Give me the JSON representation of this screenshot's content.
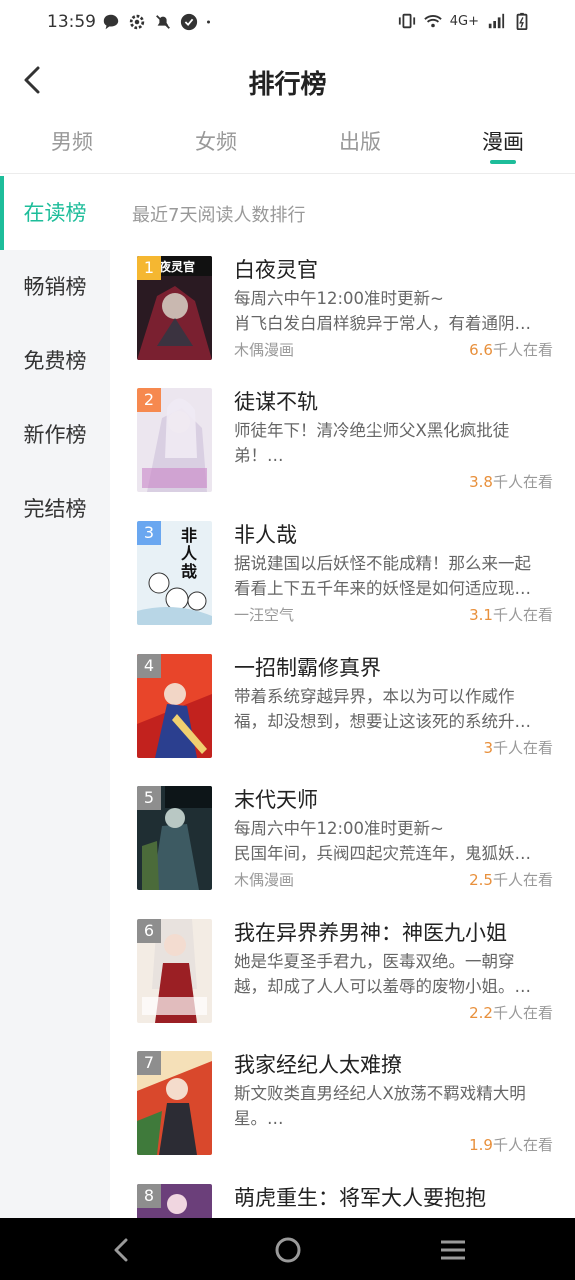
{
  "status_bar": {
    "time": "13:59",
    "network_label": "4G+",
    "left_icons": [
      "chat-bubble-icon",
      "gear-icon",
      "mute-icon",
      "check-circle-icon",
      "dot-icon"
    ],
    "right_icons": [
      "vibrate-icon",
      "wifi-icon",
      "signal-icon",
      "battery-icon"
    ]
  },
  "header": {
    "title": "排行榜",
    "back_icon": "chevron-left-icon"
  },
  "tabs": [
    {
      "label": "男频",
      "active": false
    },
    {
      "label": "女频",
      "active": false
    },
    {
      "label": "出版",
      "active": false
    },
    {
      "label": "漫画",
      "active": true
    }
  ],
  "accent_color": "#1dbd9a",
  "readers_color": "#e8903c",
  "sidebar": {
    "items": [
      {
        "label": "在读榜",
        "active": true
      },
      {
        "label": "畅销榜",
        "active": false
      },
      {
        "label": "免费榜",
        "active": false
      },
      {
        "label": "新作榜",
        "active": false
      },
      {
        "label": "完结榜",
        "active": false
      }
    ]
  },
  "list": {
    "description": "最近7天阅读人数排行",
    "items": [
      {
        "rank": "1",
        "rank_color": "#f5b731",
        "title": "白夜灵官",
        "desc_lines": [
          "每周六中午12:00准时更新~",
          "肖飞白发白眉样貌异于常人，有着通阴…"
        ],
        "author": "木偶漫画",
        "readers_num": "6.6",
        "readers_suffix": "千人在看"
      },
      {
        "rank": "2",
        "rank_color": "#f6894f",
        "title": "徒谋不轨",
        "desc_lines": [
          "师徒年下！清冷绝尘师父X黑化疯批徒",
          "弟！…"
        ],
        "author": "",
        "readers_num": "3.8",
        "readers_suffix": "千人在看"
      },
      {
        "rank": "3",
        "rank_color": "#6aa7f0",
        "title": "非人哉",
        "desc_lines": [
          "据说建国以后妖怪不能成精！那么来一起",
          "看看上下五千年来的妖怪是如何适应现…"
        ],
        "author": "一汪空气",
        "readers_num": "3.1",
        "readers_suffix": "千人在看"
      },
      {
        "rank": "4",
        "rank_color": "#8e8e8e",
        "title": "一招制霸修真界",
        "desc_lines": [
          "带着系统穿越异界，本以为可以作威作",
          "福，却没想到，想要让这该死的系统升…"
        ],
        "author": "",
        "readers_num": "3",
        "readers_suffix": "千人在看"
      },
      {
        "rank": "5",
        "rank_color": "#8e8e8e",
        "title": "末代天师",
        "desc_lines": [
          "每周六中午12:00准时更新~",
          "民国年间，兵阀四起灾荒连年，鬼狐妖…"
        ],
        "author": "木偶漫画",
        "readers_num": "2.5",
        "readers_suffix": "千人在看"
      },
      {
        "rank": "6",
        "rank_color": "#8e8e8e",
        "title": "我在异界养男神：神医九小姐",
        "desc_lines": [
          "她是华夏圣手君九，医毒双绝。一朝穿",
          "越，却成了人人可以羞辱的废物小姐。…"
        ],
        "author": "",
        "readers_num": "2.2",
        "readers_suffix": "千人在看"
      },
      {
        "rank": "7",
        "rank_color": "#8e8e8e",
        "title": "我家经纪人太难撩",
        "desc_lines": [
          "斯文败类直男经纪人X放荡不羁戏精大明",
          "星。…"
        ],
        "author": "",
        "readers_num": "1.9",
        "readers_suffix": "千人在看"
      },
      {
        "rank": "8",
        "rank_color": "#8e8e8e",
        "title": "萌虎重生：将军大人要抱抱",
        "desc_lines": [
          "",
          ""
        ],
        "author": "",
        "readers_num": "",
        "readers_suffix": ""
      }
    ]
  },
  "nav_bar": {
    "icons": [
      "back-triangle-icon",
      "home-circle-icon",
      "menu-lines-icon"
    ]
  }
}
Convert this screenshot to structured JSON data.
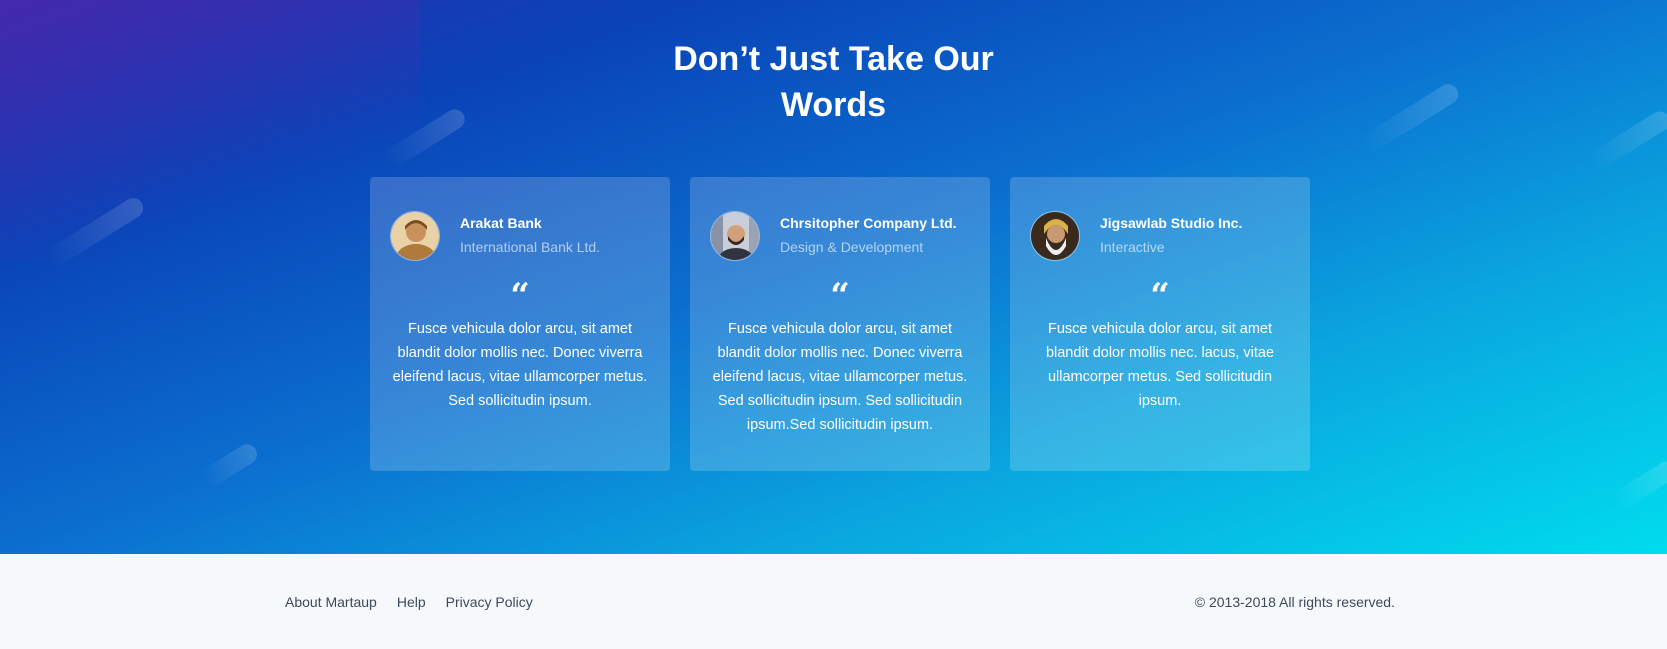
{
  "section": {
    "title": "Don’t Just Take Our Words"
  },
  "testimonials": [
    {
      "name": "Arakat Bank",
      "role": "International Bank Ltd.",
      "quote_mark": "“",
      "text": "Fusce vehicula dolor arcu, sit amet blandit dolor mollis nec. Donec viverra eleifend lacus, vitae ullamcorper metus. Sed sollicitudin ipsum."
    },
    {
      "name": "Chrsitopher Company Ltd.",
      "role": "Design & Development",
      "quote_mark": "“",
      "text": "Fusce vehicula dolor arcu, sit amet blandit dolor mollis nec. Donec viverra eleifend lacus, vitae ullamcorper metus. Sed sollicitudin ipsum. Sed sollicitudin ipsum.Sed sollicitudin ipsum."
    },
    {
      "name": "Jigsawlab Studio Inc.",
      "role": "Interactive",
      "quote_mark": "“",
      "text": "Fusce vehicula dolor arcu, sit amet blandit dolor mollis nec. lacus, vitae ullamcorper metus. Sed sollicitudin ipsum."
    }
  ],
  "footer": {
    "links": [
      "About Martaup",
      "Help",
      "Privacy Policy"
    ],
    "copyright": "© 2013-2018 All rights reserved."
  },
  "colors": {
    "gradient_start": "#2a2bb0",
    "gradient_mid": "#0b6fcf",
    "gradient_end": "#00dcee",
    "footer_bg": "#f5f9fc"
  }
}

========

■ Request ■
Replicate the material above verbatim; images stay out of the copy.

■ The result ■
Give me the JSON representation of this screenshot's content.
{
  "status_bar": {
    "time": "13:59",
    "network_label": "4G+",
    "left_icons": [
      "chat-bubble-icon",
      "gear-icon",
      "mute-icon",
      "check-circle-icon",
      "dot-icon"
    ],
    "right_icons": [
      "vibrate-icon",
      "wifi-icon",
      "signal-icon",
      "battery-icon"
    ]
  },
  "header": {
    "title": "排行榜",
    "back_icon": "chevron-left-icon"
  },
  "tabs": [
    {
      "label": "男频",
      "active": false
    },
    {
      "label": "女频",
      "active": false
    },
    {
      "label": "出版",
      "active": false
    },
    {
      "label": "漫画",
      "active": true
    }
  ],
  "accent_color": "#1dbd9a",
  "readers_color": "#e8903c",
  "sidebar": {
    "items": [
      {
        "label": "在读榜",
        "active": true
      },
      {
        "label": "畅销榜",
        "active": false
      },
      {
        "label": "免费榜",
        "active": false
      },
      {
        "label": "新作榜",
        "active": false
      },
      {
        "label": "完结榜",
        "active": false
      }
    ]
  },
  "list": {
    "description": "最近7天阅读人数排行",
    "items": [
      {
        "rank": "1",
        "rank_color": "#f5b731",
        "title": "白夜灵官",
        "desc_lines": [
          "每周六中午12:00准时更新~",
          "肖飞白发白眉样貌异于常人，有着通阴…"
        ],
        "author": "木偶漫画",
        "readers_num": "6.6",
        "readers_suffix": "千人在看"
      },
      {
        "rank": "2",
        "rank_color": "#f6894f",
        "title": "徒谋不轨",
        "desc_lines": [
          "师徒年下！清冷绝尘师父X黑化疯批徒",
          "弟！…"
        ],
        "author": "",
        "readers_num": "3.8",
        "readers_suffix": "千人在看"
      },
      {
        "rank": "3",
        "rank_color": "#6aa7f0",
        "title": "非人哉",
        "desc_lines": [
          "据说建国以后妖怪不能成精！那么来一起",
          "看看上下五千年来的妖怪是如何适应现…"
        ],
        "author": "一汪空气",
        "readers_num": "3.1",
        "readers_suffix": "千人在看"
      },
      {
        "rank": "4",
        "rank_color": "#8e8e8e",
        "title": "一招制霸修真界",
        "desc_lines": [
          "带着系统穿越异界，本以为可以作威作",
          "福，却没想到，想要让这该死的系统升…"
        ],
        "author": "",
        "readers_num": "3",
        "readers_suffix": "千人在看"
      },
      {
        "rank": "5",
        "rank_color": "#8e8e8e",
        "title": "末代天师",
        "desc_lines": [
          "每周六中午12:00准时更新~",
          "民国年间，兵阀四起灾荒连年，鬼狐妖…"
        ],
        "author": "木偶漫画",
        "readers_num": "2.5",
        "readers_suffix": "千人在看"
      },
      {
        "rank": "6",
        "rank_color": "#8e8e8e",
        "title": "我在异界养男神：神医九小姐",
        "desc_lines": [
          "她是华夏圣手君九，医毒双绝。一朝穿",
          "越，却成了人人可以羞辱的废物小姐。…"
        ],
        "author": "",
        "readers_num": "2.2",
        "readers_suffix": "千人在看"
      },
      {
        "rank": "7",
        "rank_color": "#8e8e8e",
        "title": "我家经纪人太难撩",
        "desc_lines": [
          "斯文败类直男经纪人X放荡不羁戏精大明",
          "星。…"
        ],
        "author": "",
        "readers_num": "1.9",
        "readers_suffix": "千人在看"
      },
      {
        "rank": "8",
        "rank_color": "#8e8e8e",
        "title": "萌虎重生：将军大人要抱抱",
        "desc_lines": [
          "",
          ""
        ],
        "author": "",
        "readers_num": "",
        "readers_suffix": ""
      }
    ]
  },
  "nav_bar": {
    "icons": [
      "back-triangle-icon",
      "home-circle-icon",
      "menu-lines-icon"
    ]
  }
}
Convert this screenshot to structured JSON data.
{
  "section": {
    "title": "Don’t Just Take Our Words"
  },
  "testimonials": [
    {
      "name": "Arakat Bank",
      "role": "International Bank Ltd.",
      "quote_mark": "“",
      "text": "Fusce vehicula dolor arcu, sit amet blandit dolor mollis nec. Donec viverra eleifend lacus, vitae ullamcorper metus. Sed sollicitudin ipsum."
    },
    {
      "name": "Chrsitopher Company Ltd.",
      "role": "Design & Development",
      "quote_mark": "“",
      "text": "Fusce vehicula dolor arcu, sit amet blandit dolor mollis nec. Donec viverra eleifend lacus, vitae ullamcorper metus. Sed sollicitudin ipsum. Sed sollicitudin ipsum.Sed sollicitudin ipsum."
    },
    {
      "name": "Jigsawlab Studio Inc.",
      "role": "Interactive",
      "quote_mark": "“",
      "text": "Fusce vehicula dolor arcu, sit amet blandit dolor mollis nec. lacus, vitae ullamcorper metus. Sed sollicitudin ipsum."
    }
  ],
  "footer": {
    "links": [
      "About Martaup",
      "Help",
      "Privacy Policy"
    ],
    "copyright": "© 2013-2018 All rights reserved."
  },
  "colors": {
    "gradient_start": "#2a2bb0",
    "gradient_mid": "#0b6fcf",
    "gradient_end": "#00dcee",
    "footer_bg": "#f5f9fc"
  }
}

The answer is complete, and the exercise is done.